> PROBLEM: Work out how many lines contain "Adoption". Reply with the count alone.

> MATERIAL TO PROCESS:
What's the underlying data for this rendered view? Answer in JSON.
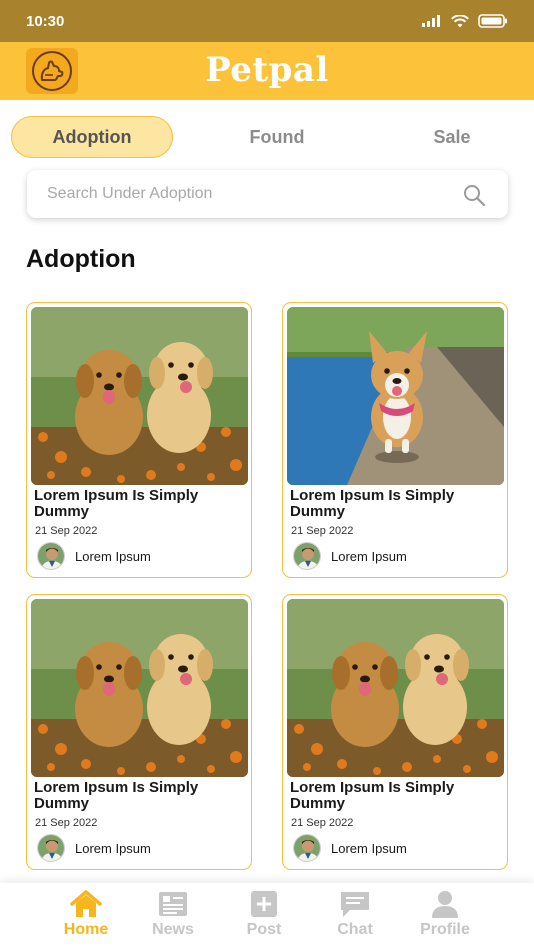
{
  "status_bar": {
    "time": "10:30"
  },
  "header": {
    "title": "Petpal"
  },
  "tabs": [
    {
      "label": "Adoption",
      "active": true
    },
    {
      "label": "Found",
      "active": false
    },
    {
      "label": "Sale",
      "active": false
    }
  ],
  "search": {
    "placeholder": "Search Under Adoption",
    "value": ""
  },
  "section": {
    "title": "Adoption"
  },
  "cards": [
    {
      "title": "Lorem Ipsum Is Simply Dummy",
      "date": "21 Sep 2022",
      "author": "Lorem Ipsum",
      "photo": "two-puppies"
    },
    {
      "title": "Lorem Ipsum Is Simply Dummy",
      "date": "21 Sep 2022",
      "author": "Lorem Ipsum",
      "photo": "corgi"
    },
    {
      "title": "Lorem Ipsum Is Simply Dummy",
      "date": "21 Sep 2022",
      "author": "Lorem Ipsum",
      "photo": "two-puppies"
    },
    {
      "title": "Lorem Ipsum Is Simply Dummy",
      "date": "21 Sep 2022",
      "author": "Lorem Ipsum",
      "photo": "two-puppies"
    }
  ],
  "bottom_nav": [
    {
      "label": "Home",
      "icon": "home-icon",
      "active": true
    },
    {
      "label": "News",
      "icon": "news-icon",
      "active": false
    },
    {
      "label": "Post",
      "icon": "post-icon",
      "active": false
    },
    {
      "label": "Chat",
      "icon": "chat-icon",
      "active": false
    },
    {
      "label": "Profile",
      "icon": "profile-icon",
      "active": false
    }
  ],
  "colors": {
    "accent": "#fcc33a",
    "status_bar": "#a8822c",
    "active_nav": "#f5b61e",
    "inactive_nav": "#c6c6c6",
    "card_border": "#f4c041"
  }
}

> TASK OUTPUT: 3